(Figure record extracts)

══════

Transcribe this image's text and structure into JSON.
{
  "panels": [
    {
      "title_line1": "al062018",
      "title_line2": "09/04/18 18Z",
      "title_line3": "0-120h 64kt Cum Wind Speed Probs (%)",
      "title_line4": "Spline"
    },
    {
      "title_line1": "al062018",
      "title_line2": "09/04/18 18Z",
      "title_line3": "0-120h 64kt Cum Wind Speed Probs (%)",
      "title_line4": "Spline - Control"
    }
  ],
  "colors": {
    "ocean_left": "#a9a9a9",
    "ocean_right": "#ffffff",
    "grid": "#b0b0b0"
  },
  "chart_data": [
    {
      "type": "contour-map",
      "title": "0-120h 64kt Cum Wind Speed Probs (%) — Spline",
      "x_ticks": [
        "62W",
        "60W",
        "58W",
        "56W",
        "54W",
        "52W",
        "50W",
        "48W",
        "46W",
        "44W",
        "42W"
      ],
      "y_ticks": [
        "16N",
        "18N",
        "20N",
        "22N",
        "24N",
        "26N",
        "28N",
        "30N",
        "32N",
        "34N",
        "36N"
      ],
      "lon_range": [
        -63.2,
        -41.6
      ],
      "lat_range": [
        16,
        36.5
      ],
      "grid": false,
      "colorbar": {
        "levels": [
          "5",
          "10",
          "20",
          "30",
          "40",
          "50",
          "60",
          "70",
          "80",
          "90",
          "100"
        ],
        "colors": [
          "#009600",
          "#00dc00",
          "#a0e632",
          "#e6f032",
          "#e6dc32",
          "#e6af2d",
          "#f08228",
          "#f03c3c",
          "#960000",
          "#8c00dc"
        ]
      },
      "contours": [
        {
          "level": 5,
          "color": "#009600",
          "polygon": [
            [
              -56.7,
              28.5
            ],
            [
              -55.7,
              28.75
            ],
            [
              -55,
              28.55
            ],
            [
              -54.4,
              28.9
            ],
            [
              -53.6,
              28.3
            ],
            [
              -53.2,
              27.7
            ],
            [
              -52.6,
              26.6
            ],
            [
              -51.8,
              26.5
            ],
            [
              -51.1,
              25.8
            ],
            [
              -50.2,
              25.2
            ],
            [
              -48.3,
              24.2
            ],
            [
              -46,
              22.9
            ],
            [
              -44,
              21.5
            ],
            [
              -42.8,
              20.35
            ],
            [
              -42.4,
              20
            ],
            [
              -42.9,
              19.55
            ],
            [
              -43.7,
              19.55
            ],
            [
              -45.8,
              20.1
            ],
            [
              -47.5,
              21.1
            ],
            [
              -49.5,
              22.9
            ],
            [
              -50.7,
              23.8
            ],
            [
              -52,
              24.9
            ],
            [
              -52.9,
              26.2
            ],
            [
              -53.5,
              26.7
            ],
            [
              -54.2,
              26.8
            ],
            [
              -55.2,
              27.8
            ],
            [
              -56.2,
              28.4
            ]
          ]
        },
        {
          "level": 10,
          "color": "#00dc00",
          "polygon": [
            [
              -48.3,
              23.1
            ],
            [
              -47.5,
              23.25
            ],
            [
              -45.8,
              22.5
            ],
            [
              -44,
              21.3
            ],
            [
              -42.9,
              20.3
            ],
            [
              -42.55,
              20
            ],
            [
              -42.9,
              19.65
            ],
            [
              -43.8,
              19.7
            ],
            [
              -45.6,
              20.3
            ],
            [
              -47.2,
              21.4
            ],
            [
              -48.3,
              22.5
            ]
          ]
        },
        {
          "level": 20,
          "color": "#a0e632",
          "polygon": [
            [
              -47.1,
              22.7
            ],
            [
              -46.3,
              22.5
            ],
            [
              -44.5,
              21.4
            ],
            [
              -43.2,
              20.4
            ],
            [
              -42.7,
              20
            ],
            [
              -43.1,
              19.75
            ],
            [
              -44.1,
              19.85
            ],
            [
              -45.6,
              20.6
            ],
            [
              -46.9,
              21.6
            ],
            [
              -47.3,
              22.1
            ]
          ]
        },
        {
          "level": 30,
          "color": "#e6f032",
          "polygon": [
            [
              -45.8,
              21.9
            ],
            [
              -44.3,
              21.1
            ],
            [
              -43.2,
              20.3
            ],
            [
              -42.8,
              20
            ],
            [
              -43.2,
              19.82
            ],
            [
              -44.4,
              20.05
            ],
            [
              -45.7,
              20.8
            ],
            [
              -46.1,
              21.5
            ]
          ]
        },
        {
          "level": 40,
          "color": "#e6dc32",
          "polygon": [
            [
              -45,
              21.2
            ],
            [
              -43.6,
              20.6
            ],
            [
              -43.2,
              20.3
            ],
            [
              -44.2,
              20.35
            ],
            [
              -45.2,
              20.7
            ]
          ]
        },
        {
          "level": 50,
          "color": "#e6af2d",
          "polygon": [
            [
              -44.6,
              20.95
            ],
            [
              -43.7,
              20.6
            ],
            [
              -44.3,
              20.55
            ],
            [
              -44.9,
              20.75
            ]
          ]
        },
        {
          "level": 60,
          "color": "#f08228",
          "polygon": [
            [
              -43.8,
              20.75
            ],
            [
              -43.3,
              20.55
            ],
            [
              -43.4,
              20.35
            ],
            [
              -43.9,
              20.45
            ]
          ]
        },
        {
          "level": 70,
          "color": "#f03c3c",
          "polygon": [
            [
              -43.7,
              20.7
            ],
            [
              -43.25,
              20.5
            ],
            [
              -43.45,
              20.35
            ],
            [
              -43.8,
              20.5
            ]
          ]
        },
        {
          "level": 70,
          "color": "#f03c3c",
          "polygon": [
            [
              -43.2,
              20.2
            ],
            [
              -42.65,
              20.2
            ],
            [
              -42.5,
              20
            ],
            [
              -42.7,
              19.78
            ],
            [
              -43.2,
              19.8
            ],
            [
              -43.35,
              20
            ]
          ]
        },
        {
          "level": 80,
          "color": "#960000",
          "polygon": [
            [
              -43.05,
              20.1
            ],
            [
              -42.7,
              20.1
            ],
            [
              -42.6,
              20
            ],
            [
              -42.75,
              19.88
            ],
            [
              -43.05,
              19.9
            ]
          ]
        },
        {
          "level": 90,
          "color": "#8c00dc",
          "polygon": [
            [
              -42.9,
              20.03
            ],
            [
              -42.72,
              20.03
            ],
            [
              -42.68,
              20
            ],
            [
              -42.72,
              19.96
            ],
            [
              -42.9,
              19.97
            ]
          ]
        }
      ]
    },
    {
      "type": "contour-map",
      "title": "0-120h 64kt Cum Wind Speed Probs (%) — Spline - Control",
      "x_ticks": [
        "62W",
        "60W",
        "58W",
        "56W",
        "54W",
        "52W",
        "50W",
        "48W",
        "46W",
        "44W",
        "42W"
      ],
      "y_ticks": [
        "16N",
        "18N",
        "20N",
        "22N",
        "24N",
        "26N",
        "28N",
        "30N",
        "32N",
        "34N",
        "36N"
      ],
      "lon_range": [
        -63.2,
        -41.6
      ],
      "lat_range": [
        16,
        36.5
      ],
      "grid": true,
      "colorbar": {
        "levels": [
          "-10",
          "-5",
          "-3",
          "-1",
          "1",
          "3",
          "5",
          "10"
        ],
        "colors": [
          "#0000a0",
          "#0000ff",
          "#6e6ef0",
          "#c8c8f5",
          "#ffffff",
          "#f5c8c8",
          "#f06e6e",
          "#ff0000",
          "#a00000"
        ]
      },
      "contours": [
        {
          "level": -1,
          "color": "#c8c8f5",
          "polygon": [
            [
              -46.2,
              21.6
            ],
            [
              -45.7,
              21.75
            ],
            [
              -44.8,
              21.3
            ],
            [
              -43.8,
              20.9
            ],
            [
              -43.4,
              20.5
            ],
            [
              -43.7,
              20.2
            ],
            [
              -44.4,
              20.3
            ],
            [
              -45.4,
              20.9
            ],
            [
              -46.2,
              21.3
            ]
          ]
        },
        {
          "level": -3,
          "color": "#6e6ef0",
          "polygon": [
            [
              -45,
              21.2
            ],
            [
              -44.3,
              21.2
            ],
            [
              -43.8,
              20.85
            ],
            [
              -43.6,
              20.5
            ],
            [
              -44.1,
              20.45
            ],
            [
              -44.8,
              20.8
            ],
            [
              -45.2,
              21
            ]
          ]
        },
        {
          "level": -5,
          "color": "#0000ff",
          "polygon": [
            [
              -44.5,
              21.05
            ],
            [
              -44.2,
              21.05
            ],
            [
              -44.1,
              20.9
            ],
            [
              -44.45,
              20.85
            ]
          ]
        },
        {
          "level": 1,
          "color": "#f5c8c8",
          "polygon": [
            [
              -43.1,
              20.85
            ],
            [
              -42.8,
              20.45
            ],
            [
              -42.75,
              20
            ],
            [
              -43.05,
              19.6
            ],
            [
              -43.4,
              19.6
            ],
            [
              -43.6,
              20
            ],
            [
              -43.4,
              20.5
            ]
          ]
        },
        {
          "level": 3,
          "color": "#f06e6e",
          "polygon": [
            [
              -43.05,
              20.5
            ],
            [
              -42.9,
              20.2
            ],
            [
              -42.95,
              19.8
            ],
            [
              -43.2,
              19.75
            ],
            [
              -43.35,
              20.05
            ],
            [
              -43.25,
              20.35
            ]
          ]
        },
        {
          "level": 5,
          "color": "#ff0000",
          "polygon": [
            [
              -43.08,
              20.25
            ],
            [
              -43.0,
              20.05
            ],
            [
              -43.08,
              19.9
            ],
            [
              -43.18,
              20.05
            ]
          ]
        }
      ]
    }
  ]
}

══════

* **Task instructions**:
Keep only those lines of the records that hold "Speed", and return them.

* **Complete answer**:
      "title_line3": "0-120h 64kt Cum Wind Speed Probs (%)",
      "title_line3": "0-120h 64kt Cum Wind Speed Probs (%)",
      "title": "0-120h 64kt Cum Wind Speed Probs (%) — Spline",
      "title": "0-120h 64kt Cum Wind Speed Probs (%) — Spline - Control",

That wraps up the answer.